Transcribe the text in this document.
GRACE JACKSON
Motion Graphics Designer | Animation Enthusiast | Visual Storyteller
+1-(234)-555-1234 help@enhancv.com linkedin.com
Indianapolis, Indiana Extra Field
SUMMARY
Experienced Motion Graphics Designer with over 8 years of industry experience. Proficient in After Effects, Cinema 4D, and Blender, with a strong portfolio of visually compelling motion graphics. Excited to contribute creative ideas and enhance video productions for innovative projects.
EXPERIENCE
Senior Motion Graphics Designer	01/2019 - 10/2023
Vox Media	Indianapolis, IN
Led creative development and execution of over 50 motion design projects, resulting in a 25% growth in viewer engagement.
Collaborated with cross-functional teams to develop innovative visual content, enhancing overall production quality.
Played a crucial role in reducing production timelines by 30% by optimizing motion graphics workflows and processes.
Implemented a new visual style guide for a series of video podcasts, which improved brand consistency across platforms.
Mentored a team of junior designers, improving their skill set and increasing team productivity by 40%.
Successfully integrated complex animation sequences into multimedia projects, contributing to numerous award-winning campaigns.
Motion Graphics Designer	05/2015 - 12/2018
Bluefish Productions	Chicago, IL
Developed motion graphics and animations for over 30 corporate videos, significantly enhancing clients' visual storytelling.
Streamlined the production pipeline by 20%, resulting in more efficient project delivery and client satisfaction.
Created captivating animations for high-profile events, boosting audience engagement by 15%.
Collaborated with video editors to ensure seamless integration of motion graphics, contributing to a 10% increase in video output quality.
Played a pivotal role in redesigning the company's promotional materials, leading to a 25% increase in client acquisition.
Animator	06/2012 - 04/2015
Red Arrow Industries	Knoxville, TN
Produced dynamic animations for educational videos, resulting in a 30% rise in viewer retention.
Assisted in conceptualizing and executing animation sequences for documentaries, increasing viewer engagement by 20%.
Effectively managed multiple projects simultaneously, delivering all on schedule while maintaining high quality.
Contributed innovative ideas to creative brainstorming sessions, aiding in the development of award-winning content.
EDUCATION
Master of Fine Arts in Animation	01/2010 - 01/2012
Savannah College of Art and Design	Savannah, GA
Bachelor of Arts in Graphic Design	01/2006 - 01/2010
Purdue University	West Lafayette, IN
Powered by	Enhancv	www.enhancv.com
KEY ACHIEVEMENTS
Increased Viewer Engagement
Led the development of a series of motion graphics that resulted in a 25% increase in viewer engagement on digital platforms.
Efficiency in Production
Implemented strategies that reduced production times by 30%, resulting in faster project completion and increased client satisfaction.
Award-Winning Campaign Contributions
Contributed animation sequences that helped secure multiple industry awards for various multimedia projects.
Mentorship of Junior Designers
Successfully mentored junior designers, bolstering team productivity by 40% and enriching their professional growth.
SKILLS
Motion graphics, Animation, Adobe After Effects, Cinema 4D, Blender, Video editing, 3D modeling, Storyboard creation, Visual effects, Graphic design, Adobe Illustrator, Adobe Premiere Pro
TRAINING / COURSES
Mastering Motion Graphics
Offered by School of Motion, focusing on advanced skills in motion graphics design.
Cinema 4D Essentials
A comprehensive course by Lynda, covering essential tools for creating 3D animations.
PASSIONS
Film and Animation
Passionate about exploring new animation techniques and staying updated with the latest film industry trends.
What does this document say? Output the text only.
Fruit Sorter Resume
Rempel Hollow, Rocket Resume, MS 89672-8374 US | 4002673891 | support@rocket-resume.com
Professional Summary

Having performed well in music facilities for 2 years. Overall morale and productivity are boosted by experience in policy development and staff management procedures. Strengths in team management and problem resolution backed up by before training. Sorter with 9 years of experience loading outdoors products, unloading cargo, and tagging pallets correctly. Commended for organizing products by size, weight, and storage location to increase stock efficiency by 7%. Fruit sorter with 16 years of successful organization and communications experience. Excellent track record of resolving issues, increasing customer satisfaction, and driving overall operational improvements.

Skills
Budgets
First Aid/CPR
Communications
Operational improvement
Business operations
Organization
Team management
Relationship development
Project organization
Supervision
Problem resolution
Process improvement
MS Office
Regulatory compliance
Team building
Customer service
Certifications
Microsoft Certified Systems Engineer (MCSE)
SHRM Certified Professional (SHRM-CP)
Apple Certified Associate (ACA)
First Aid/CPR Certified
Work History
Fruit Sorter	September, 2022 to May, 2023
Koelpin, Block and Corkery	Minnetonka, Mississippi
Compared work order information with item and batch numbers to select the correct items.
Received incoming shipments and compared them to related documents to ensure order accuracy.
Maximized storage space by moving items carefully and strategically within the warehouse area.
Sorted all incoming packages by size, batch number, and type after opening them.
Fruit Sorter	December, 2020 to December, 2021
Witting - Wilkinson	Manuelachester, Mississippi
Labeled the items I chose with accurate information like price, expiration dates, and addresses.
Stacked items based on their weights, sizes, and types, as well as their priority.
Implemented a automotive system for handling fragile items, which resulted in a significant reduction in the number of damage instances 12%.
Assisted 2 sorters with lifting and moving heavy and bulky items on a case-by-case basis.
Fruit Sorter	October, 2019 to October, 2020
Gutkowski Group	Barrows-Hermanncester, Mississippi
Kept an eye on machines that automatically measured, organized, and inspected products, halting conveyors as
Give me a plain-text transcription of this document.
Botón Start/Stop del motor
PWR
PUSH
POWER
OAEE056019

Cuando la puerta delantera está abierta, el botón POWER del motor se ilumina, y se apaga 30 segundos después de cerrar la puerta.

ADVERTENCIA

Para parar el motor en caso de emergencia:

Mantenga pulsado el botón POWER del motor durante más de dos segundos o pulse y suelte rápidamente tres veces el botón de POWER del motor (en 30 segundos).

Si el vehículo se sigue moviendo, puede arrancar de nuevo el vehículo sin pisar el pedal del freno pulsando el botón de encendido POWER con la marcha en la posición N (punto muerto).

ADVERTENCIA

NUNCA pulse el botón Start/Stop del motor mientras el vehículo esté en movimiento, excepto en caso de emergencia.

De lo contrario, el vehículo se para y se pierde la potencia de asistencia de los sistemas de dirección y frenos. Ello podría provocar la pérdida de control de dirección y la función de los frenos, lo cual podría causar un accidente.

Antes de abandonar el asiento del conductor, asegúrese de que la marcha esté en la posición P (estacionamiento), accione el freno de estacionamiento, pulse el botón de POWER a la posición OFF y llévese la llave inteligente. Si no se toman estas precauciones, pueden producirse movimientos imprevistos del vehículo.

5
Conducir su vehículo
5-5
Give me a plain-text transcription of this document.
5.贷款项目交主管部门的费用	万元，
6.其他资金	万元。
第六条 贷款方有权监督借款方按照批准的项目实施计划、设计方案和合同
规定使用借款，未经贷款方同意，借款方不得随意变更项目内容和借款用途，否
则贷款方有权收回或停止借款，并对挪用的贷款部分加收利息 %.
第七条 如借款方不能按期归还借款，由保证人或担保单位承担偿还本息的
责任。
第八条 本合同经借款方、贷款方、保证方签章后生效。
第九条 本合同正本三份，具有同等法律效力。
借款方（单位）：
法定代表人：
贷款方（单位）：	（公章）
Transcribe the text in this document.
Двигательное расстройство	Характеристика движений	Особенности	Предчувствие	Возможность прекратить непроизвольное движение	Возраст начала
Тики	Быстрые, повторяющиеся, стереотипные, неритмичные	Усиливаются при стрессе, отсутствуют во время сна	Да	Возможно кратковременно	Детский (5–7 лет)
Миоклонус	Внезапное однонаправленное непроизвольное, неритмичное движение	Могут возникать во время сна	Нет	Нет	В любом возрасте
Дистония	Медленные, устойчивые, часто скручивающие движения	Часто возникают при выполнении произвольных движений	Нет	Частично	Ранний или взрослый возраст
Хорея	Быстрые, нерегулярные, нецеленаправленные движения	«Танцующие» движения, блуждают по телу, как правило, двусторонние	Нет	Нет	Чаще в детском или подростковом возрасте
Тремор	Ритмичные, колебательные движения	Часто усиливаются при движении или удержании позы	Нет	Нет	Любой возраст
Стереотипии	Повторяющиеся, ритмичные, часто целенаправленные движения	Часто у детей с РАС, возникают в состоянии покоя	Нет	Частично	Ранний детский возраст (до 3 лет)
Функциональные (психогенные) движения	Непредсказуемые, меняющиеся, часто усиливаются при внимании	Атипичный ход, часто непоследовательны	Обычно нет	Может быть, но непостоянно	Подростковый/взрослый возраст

THE PROBLEM: Your task is to gather every line with the word "Effects" and copy it.

IN RESPONSE:
Experienced Motion Graphics Designer with over 8 years of industry experience. Proficient in After Effects, Cinema 4D, and Blender, with a strong portfolio of visually compelling motion graphics. Excited to contribute creative ideas and enhance video productions for innovative projects.
Motion graphics, Animation, Adobe After Effects, Cinema 4D, Blender, Video editing, 3D modeling, Storyboard creation, Visual effects, Graphic design, Adobe Illustrator, Adobe Premiere Pro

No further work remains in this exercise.